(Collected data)
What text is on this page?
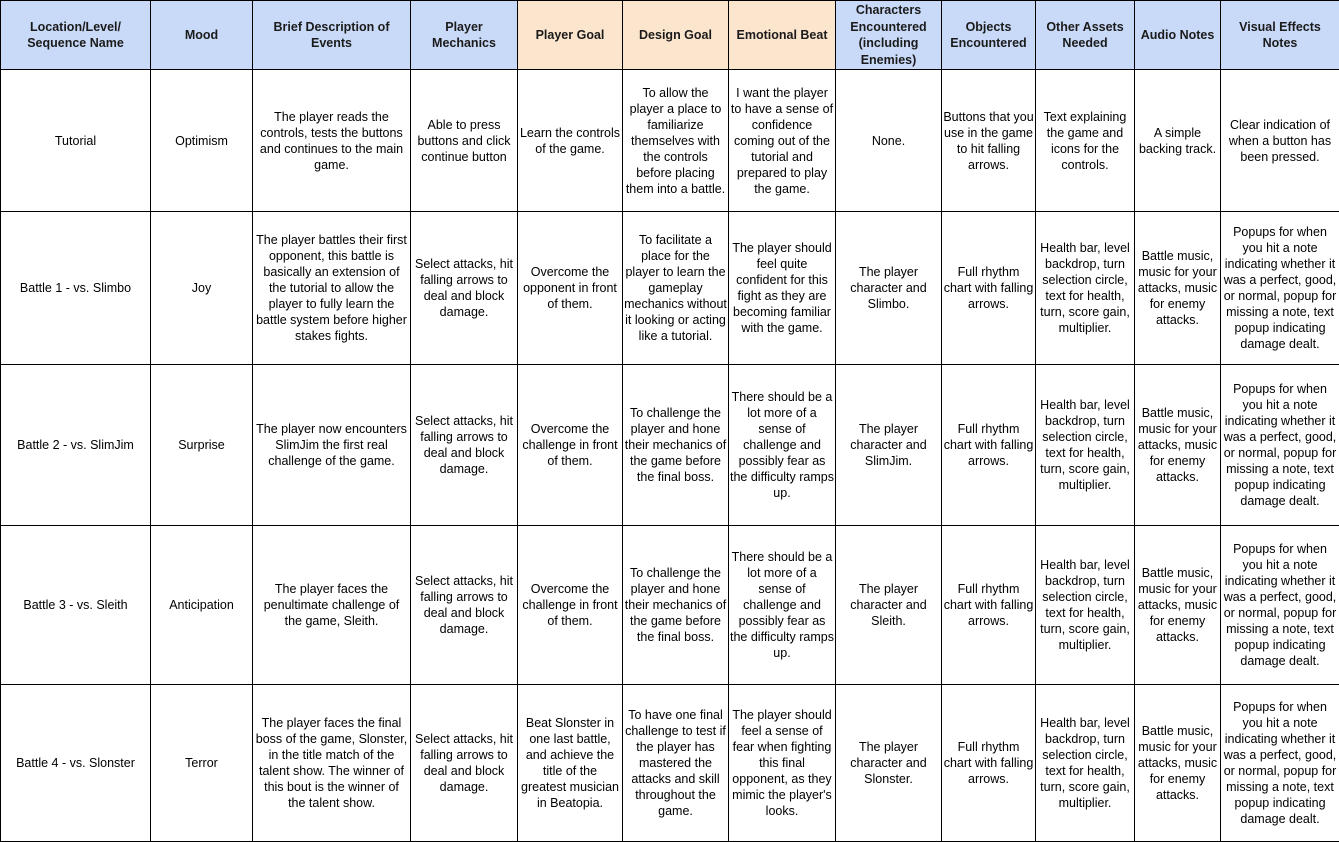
Location/Level/ Sequence Name	Mood	Brief Description of Events	Player Mechanics	Player Goal	Design Goal	Emotional Beat	Characters Encountered (including Enemies)	Objects Encountered	Other Assets Needed	Audio Notes	Visual Effects Notes
Tutorial	Optimism	The player reads the controls, tests the buttons and continues to the main game.	Able to press buttons and click continue button	Learn the controls of the game.	To allow the player a place to familiarize themselves with the controls before placing them into a battle.	I want the player to have a sense of confidence coming out of the tutorial and prepared to play the game.	None.	Buttons that you use in the game to hit falling arrows.	Text explaining the game and icons for the controls.	A simple backing track.	Clear indication of when a button has been pressed.
Battle 1 - vs. Slimbo	Joy	The player battles their first opponent, this battle is basically an extension of the tutorial to allow the player to fully learn the battle system before higher stakes fights.	Select attacks, hit falling arrows to deal and block damage.	Overcome the opponent in front of them.	To facilitate a place for the player to learn the gameplay mechanics without it looking or acting like a tutorial.	The player should feel quite confident for this fight as they are becoming familiar with the game.	The player character and Slimbo.	Full rhythm chart with falling arrows.	Health bar, level backdrop, turn selection circle, text for health, turn, score gain, multiplier.	Battle music, music for your attacks, music for enemy attacks.	Popups for when you hit a note indicating whether it was a perfect, good, or normal, popup for missing a note, text popup indicating damage dealt.
Battle 2 - vs. SlimJim	Surprise	The player now encounters SlimJim the first real challenge of the game.	Select attacks, hit falling arrows to deal and block damage.	Overcome the challenge in front of them.	To challenge the player and hone their mechanics of the game before the final boss.	There should be a lot more of a sense of challenge and possibly fear as the difficulty ramps up.	The player character and SlimJim.	Full rhythm chart with falling arrows.	Health bar, level backdrop, turn selection circle, text for health, turn, score gain, multiplier.	Battle music, music for your attacks, music for enemy attacks.	Popups for when you hit a note indicating whether it was a perfect, good, or normal, popup for missing a note, text popup indicating damage dealt.
Battle 3 - vs. Sleith	Anticipation	The player faces the penultimate challenge of the game, Sleith.	Select attacks, hit falling arrows to deal and block damage.	Overcome the challenge in front of them.	To challenge the player and hone their mechanics of the game before the final boss.	There should be a lot more of a sense of challenge and possibly fear as the difficulty ramps up.	The player character and Sleith.	Full rhythm chart with falling arrows.	Health bar, level backdrop, turn selection circle, text for health, turn, score gain, multiplier.	Battle music, music for your attacks, music for enemy attacks.	Popups for when you hit a note indicating whether it was a perfect, good, or normal, popup for missing a note, text popup indicating damage dealt.
Battle 4 - vs. Slonster	Terror	The player faces the final boss of the game, Slonster, in the title match of the talent show. The winner of this bout is the winner of the talent show.	Select attacks, hit falling arrows to deal and block damage.	Beat Slonster in one last battle, and achieve the title of the greatest musician in Beatopia.	To have one final challenge to test if the player has mastered the attacks and skill throughout the game.	The player should feel a sense of fear when fighting this final opponent, as they mimic the player's looks.	The player character and Slonster.	Full rhythm chart with falling arrows.	Health bar, level backdrop, turn selection circle, text for health, turn, score gain, multiplier.	Battle music, music for your attacks, music for enemy attacks.	Popups for when you hit a note indicating whether it was a perfect, good, or normal, popup for missing a note, text popup indicating damage dealt.
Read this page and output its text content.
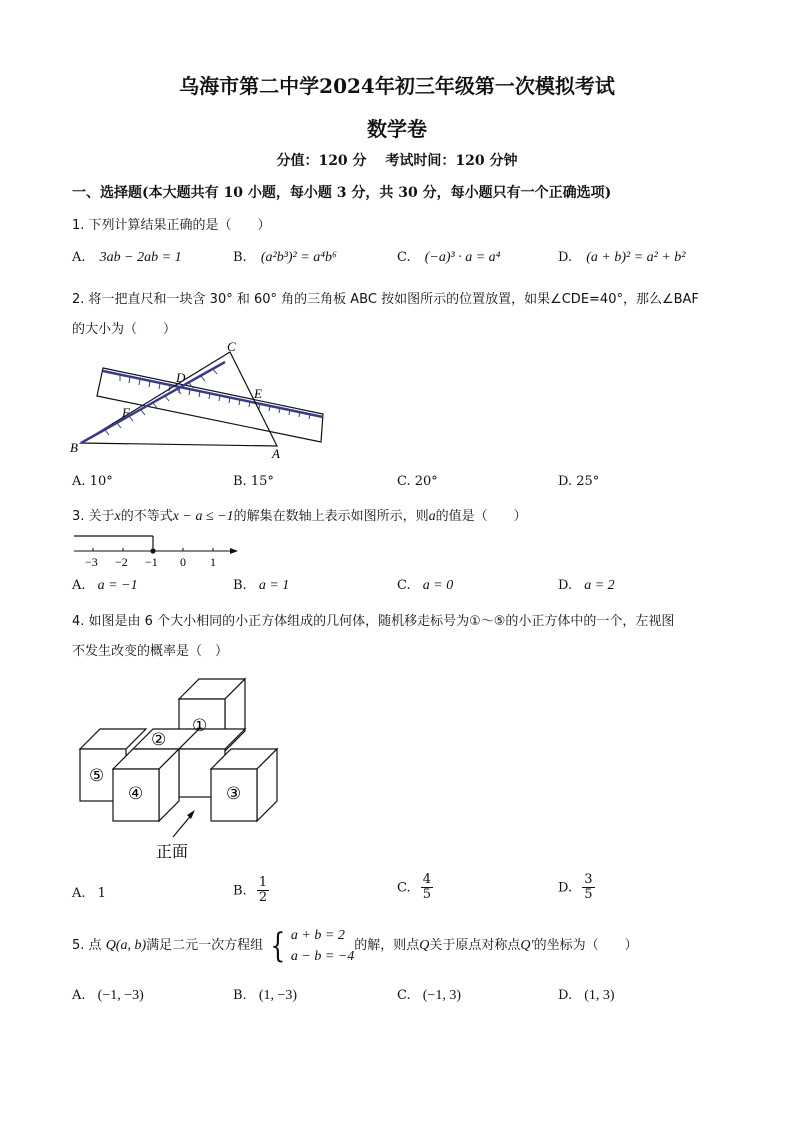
乌海市第二中学2024年初三年级第一次模拟考试
数学卷
分值：120 分　 考试时间：120 分钟
一、选择题(本大题共有 10 小题，每小题 3 分，共 30 分，每小题只有一个正确选项)
1. 下列计算结果正确的是（　　）
A. 3ab − 2ab = 1	B. (a²b³)² = a⁴b⁶	C. (−a)³ · a = a⁴	D. (a + b)² = a² + b²
2. 将一把直尺和一块含 30° 和 60° 角的三角板 ABC 按如图所示的位置放置，如果∠CDE=40°，那么∠BAF
的大小为（　　）
C
D
E
F
B	A
A. 10°	B. 15°	C. 20°	D. 25°
3. 关于x的不等式x − a ≤ −1的解集在数轴上表示如图所示，则a的值是（　　）
−3 −2 −1 0 1
A. a = −1	B. a = 1	C. a = 0	D. a = 2
4. 如图是由 6 个大小相同的小正方体组成的几何体，随机移走标号为①～⑤的小正方体中的一个，左视图
不发生改变的概率是（　）
①
②
③
④
⑤
正面
A. 1	B. $\frac{1}{2}$	C. $\frac{4}{5}$	D. $\frac{3}{5}$
5. 点 Q(a, b)满足二元一次方程组 { a + b = 2
a − b = −4
的解，则点Q关于原点对称点Q′的坐标为（　　）
A. (−1, −3)	B. (1, −3)	C. (−1, 3)	D. (1, 3)
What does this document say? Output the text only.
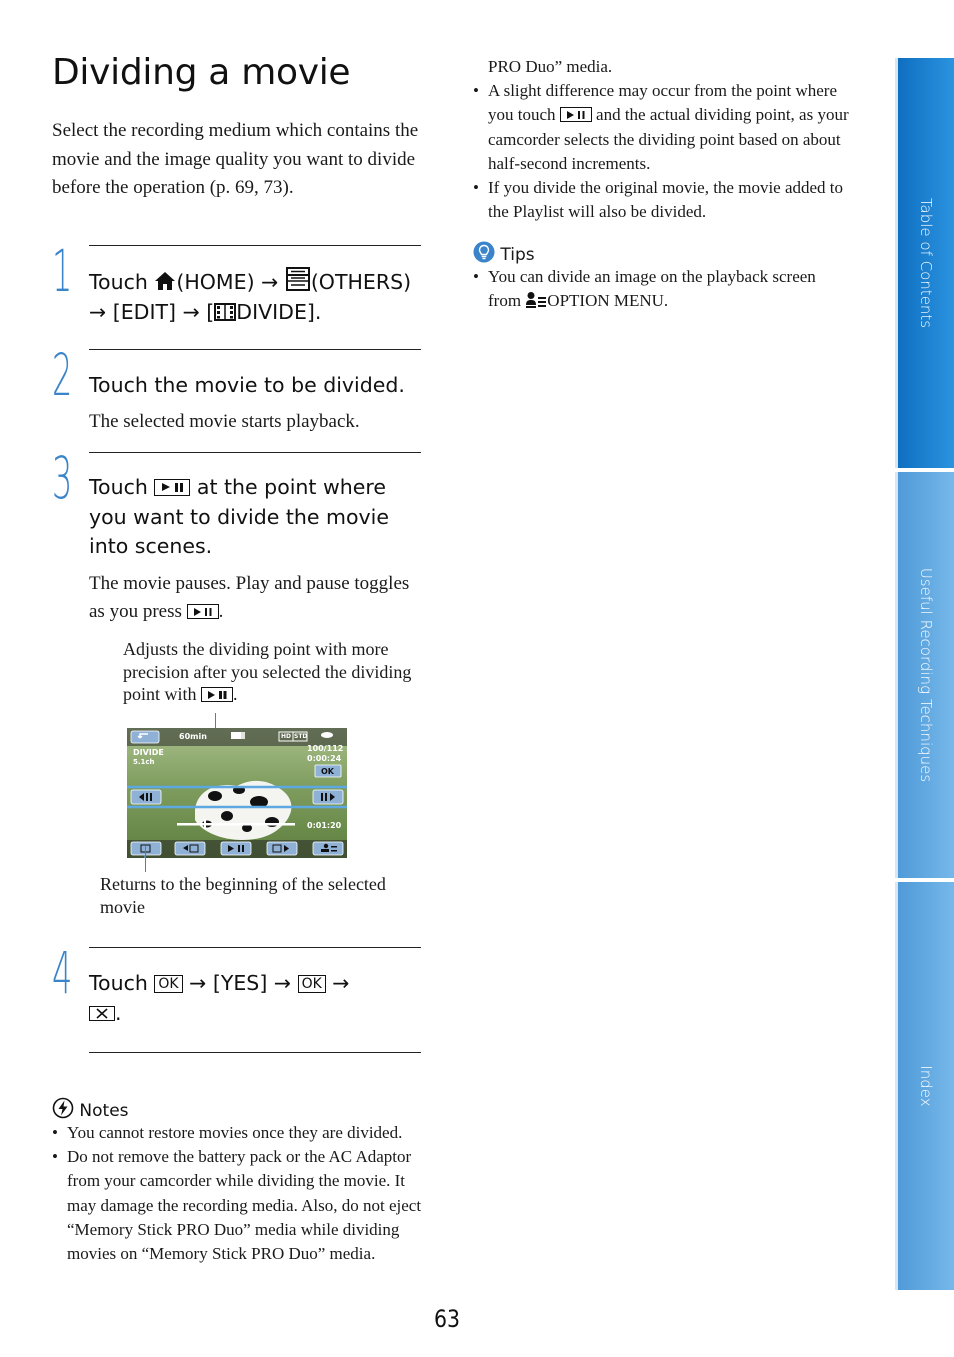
Dividing a movie
Select the recording medium which contains the movie and the image quality you want to divide before the operation (p. 69, 73).
1 Touch (HOME) → (OTHERS)
→ [EDIT] → [ DIVIDE].
2 Touch the movie to be divided.
The selected movie starts playback.
3 Touch at the point where you want to divide the movie into scenes.
The movie pauses. Play and pause toggles as you press .
Adjusts the dividing point with more precision after you selected the dividing point with .
60min
DIVIDE
5.1ch
100/112
0:00:24
OK
0:01:20
HD STD
Returns to the beginning of the selected movie
4 Touch OK → [YES] → OK →

.
Notes
• You cannot restore movies once they are divided.
• Do not remove the battery pack or the AC Adaptor from your camcorder while dividing the movie. It may damage the recording media. Also, do not eject “Memory Stick PRO Duo” media while dividing movies on “Memory Stick PRO Duo” media.
PRO Duo” media.
• A slight difference may occur from the point where you touch and the actual dividing point, as your camcorder selects the dividing point based on about half-second increments.
• If you divide the original movie, the movie added to the Playlist will also be divided.
Tips
• You can divide an image on the playback screen from OPTION MENU.	Table of Contents
Useful Recording Techniques
Index
63
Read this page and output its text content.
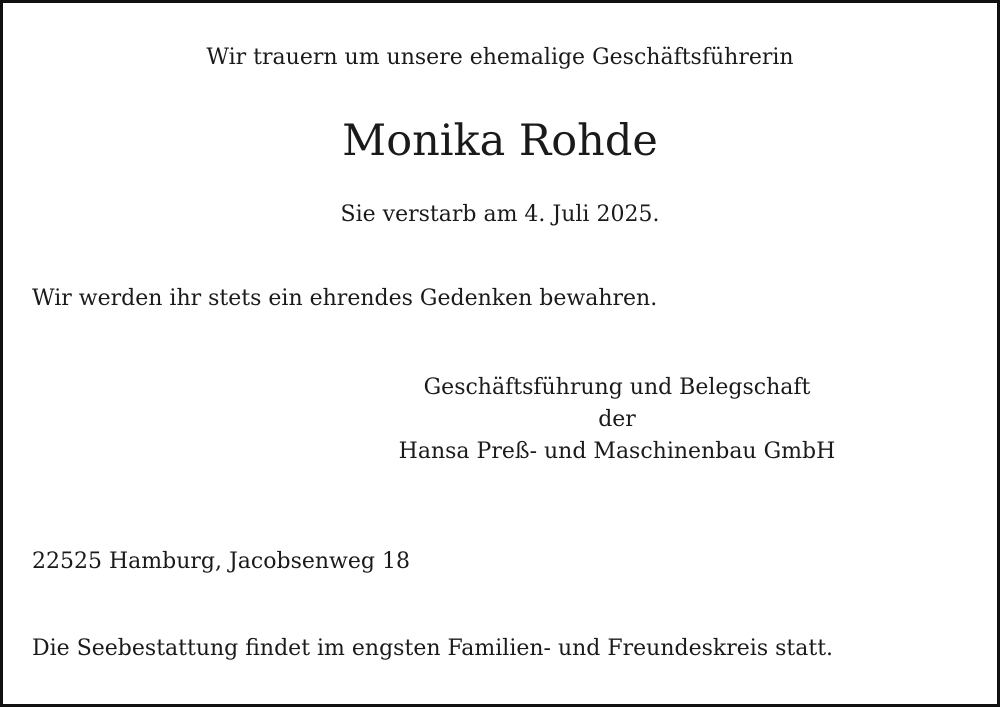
Wir trauern um unsere ehemalige Geschäftsführerin
Monika Rohde
Sie verstarb am 4. Juli 2025.
Wir werden ihr stets ein ehrendes Gedenken bewahren.
Geschäftsführung und Belegschaft
der
Hansa Preß- und Maschinenbau GmbH
22525 Hamburg, Jacobsenweg 18
Die Seebestattung findet im engsten Familien- und Freundeskreis statt.
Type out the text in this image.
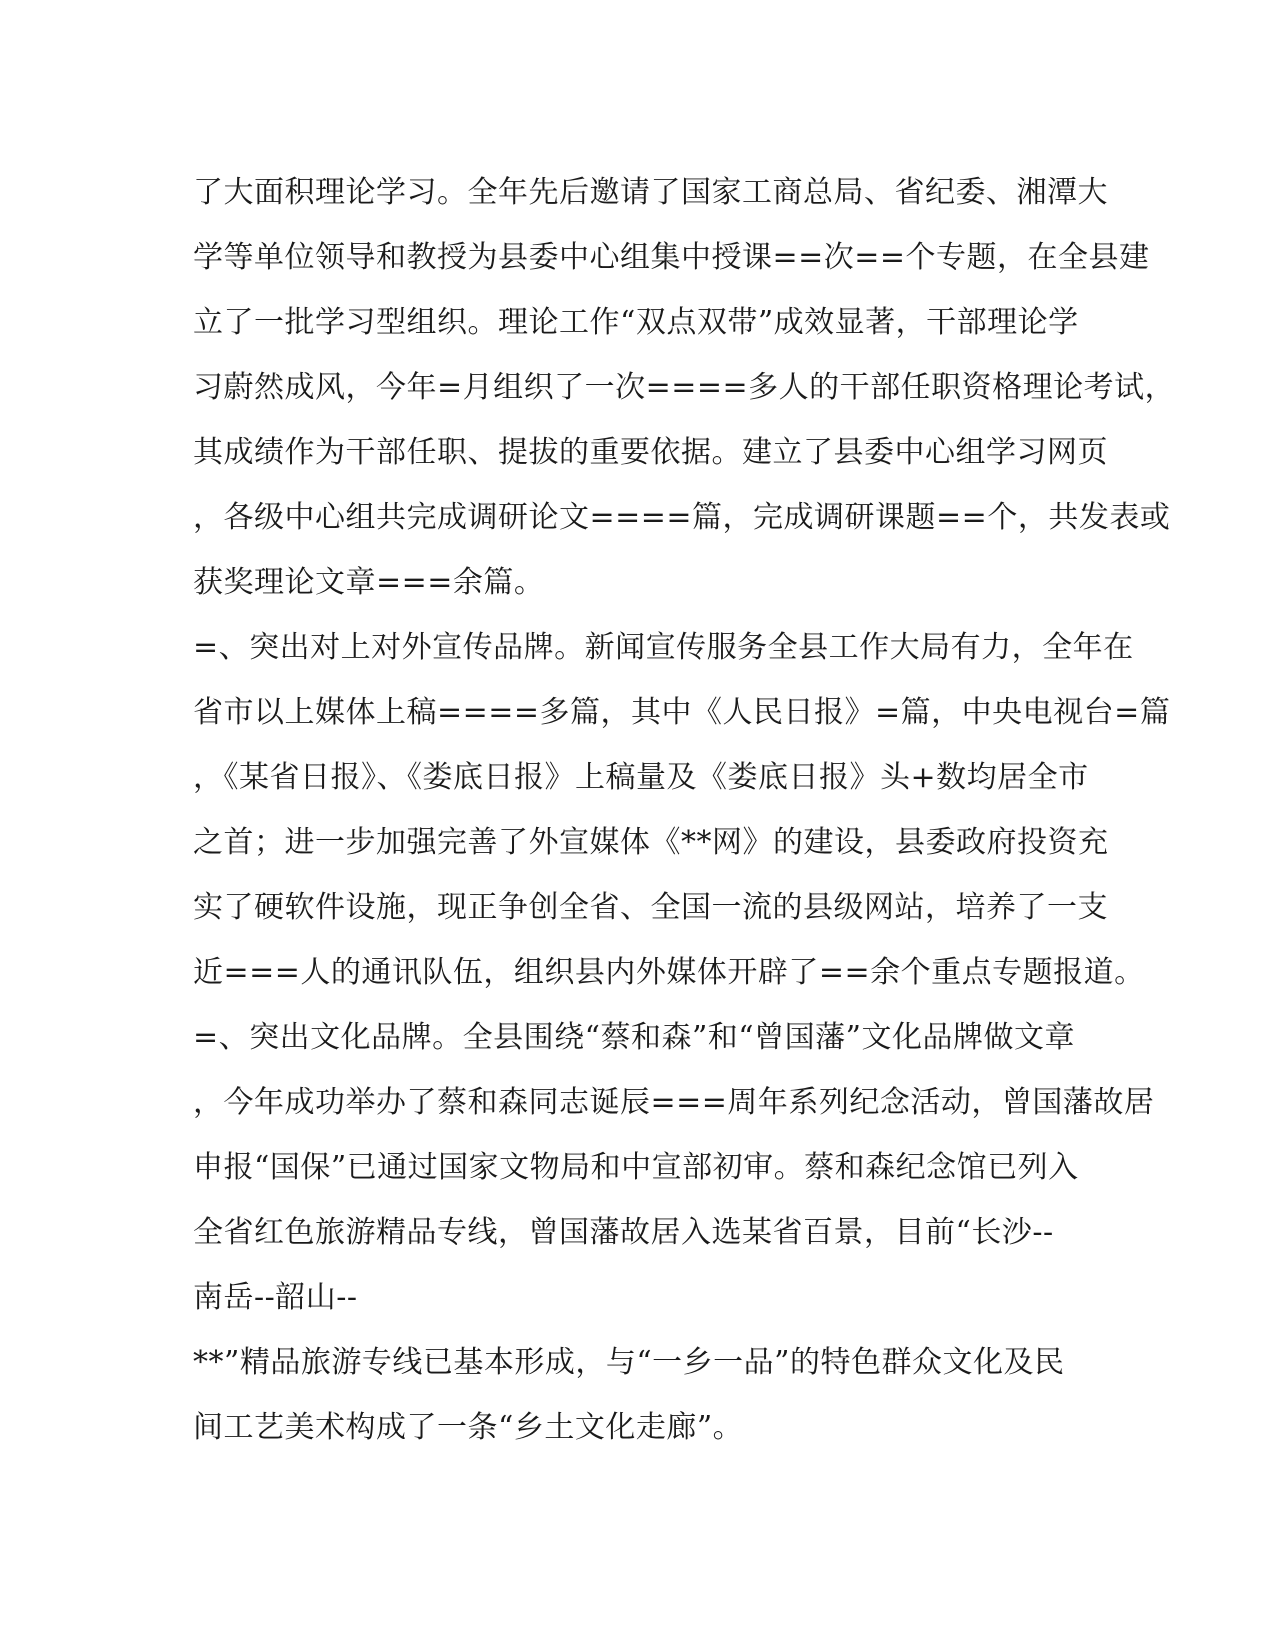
了大面积理论学习。全年先后邀请了国家工商总局、省纪委、湘潭大
学等单位领导和教授为县委中心组集中授课==次==个专题，在全县建
立了一批学习型组织。理论工作“双点双带”成效显著，干部理论学
习蔚然成风，今年=月组织了一次====多人的干部任职资格理论考试，
其成绩作为干部任职、提拔的重要依据。建立了县委中心组学习网页
，各级中心组共完成调研论文====篇，完成调研课题==个，共发表或
获奖理论文章===余篇。
=、突出对上对外宣传品牌。新闻宣传服务全县工作大局有力，全年在
省市以上媒体上稿====多篇，其中《人民日报》=篇，中央电视台=篇
，《某省日报》、《娄底日报》上稿量及《娄底日报》头+数均居全市
之首；进一步加强完善了外宣媒体《**网》的建设，县委政府投资充
实了硬软件设施，现正争创全省、全国一流的县级网站，培养了一支
近===人的通讯队伍，组织县内外媒体开辟了==余个重点专题报道。
=、突出文化品牌。全县围绕“蔡和森”和“曾国藩”文化品牌做文章
，今年成功举办了蔡和森同志诞辰===周年系列纪念活动，曾国藩故居
申报“国保”已通过国家文物局和中宣部初审。蔡和森纪念馆已列入
全省红色旅游精品专线，曾国藩故居入选某省百景，目前“长沙--
南岳--韶山--
**”精品旅游专线已基本形成，与“一乡一品”的特色群众文化及民
间工艺美术构成了一条“乡土文化走廊”。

## Problem description
Using the records above, copy every line that has the word "media" in it.

## Answer for this exercise
• Do not remove the battery pack or the AC Adaptor from your camcorder while dividing the movie. It may damage the recording media. Also, do not eject “Memory Stick PRO Duo” media while dividing movies on “Memory Stick PRO Duo” media.
PRO Duo” media.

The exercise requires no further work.